◆ TASK DESCRIPTION ◆
From the entries that follow, pick out all lines holding "arrow".

◆ TASK MATERIAL ◆
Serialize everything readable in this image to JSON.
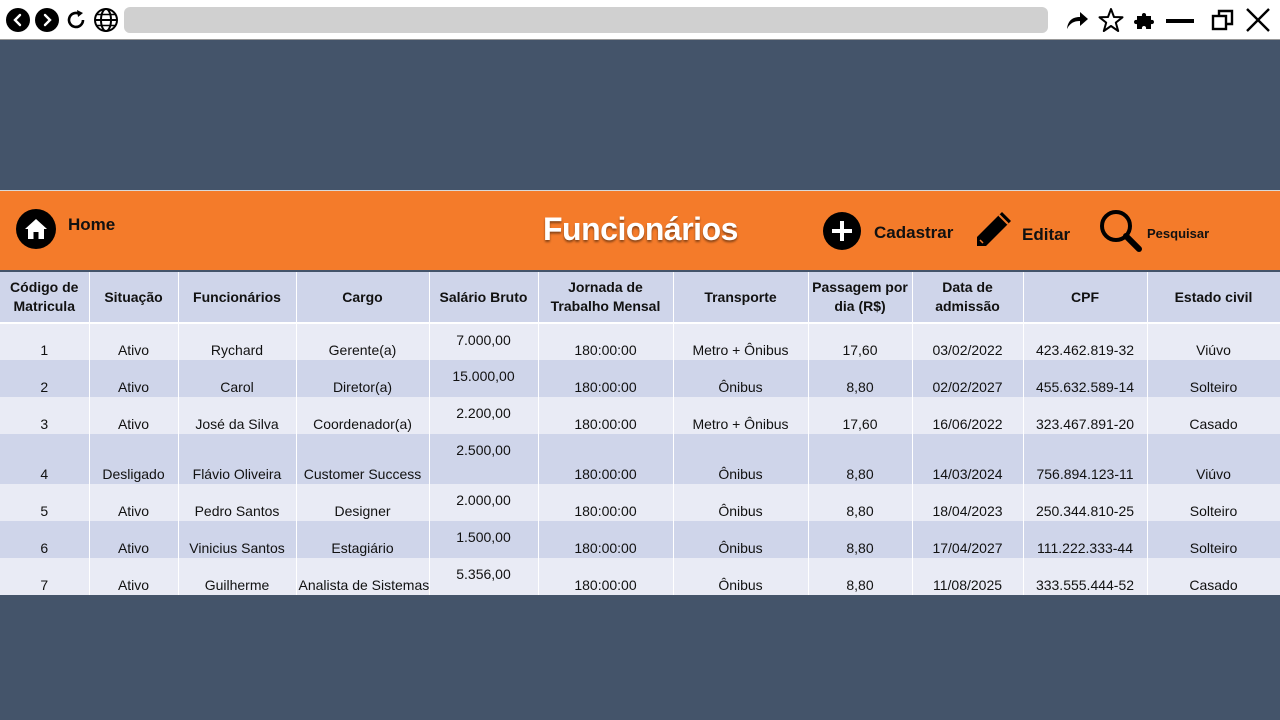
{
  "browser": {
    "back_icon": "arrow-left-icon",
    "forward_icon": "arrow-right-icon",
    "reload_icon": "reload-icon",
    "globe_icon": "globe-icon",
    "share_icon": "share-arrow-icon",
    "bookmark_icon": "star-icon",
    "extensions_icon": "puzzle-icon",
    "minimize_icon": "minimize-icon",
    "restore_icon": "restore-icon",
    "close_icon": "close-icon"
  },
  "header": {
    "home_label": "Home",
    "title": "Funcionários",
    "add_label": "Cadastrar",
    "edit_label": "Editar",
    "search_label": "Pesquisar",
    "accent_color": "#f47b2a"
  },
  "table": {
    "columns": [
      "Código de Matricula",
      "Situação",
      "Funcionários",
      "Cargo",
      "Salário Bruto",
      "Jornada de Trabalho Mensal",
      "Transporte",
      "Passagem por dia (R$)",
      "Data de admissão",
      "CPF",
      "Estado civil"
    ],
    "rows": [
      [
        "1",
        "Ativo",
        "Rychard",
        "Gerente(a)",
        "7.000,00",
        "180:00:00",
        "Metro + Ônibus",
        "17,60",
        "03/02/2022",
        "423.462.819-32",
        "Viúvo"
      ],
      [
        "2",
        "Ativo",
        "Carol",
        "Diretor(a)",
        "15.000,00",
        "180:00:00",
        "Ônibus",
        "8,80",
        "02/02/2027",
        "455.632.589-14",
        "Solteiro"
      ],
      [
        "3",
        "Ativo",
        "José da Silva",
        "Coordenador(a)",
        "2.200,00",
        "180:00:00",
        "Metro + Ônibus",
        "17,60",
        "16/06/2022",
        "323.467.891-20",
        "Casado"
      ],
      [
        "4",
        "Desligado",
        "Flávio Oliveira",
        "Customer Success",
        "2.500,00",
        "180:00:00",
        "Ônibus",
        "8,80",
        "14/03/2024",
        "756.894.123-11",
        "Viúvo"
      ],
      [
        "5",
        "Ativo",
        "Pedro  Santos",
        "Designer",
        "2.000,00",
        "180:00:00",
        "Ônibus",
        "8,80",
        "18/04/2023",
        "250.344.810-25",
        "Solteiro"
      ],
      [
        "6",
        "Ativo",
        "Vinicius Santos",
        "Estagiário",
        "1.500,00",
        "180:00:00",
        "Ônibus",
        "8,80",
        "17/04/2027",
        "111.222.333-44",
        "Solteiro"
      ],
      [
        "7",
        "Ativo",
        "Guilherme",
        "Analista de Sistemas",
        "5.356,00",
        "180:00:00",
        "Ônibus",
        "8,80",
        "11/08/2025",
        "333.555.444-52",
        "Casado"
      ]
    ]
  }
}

◆ ANSWER TO THIS EXERCISE ◆
    "back_icon": "arrow-left-icon",
    "forward_icon": "arrow-right-icon",
    "share_icon": "share-arrow-icon",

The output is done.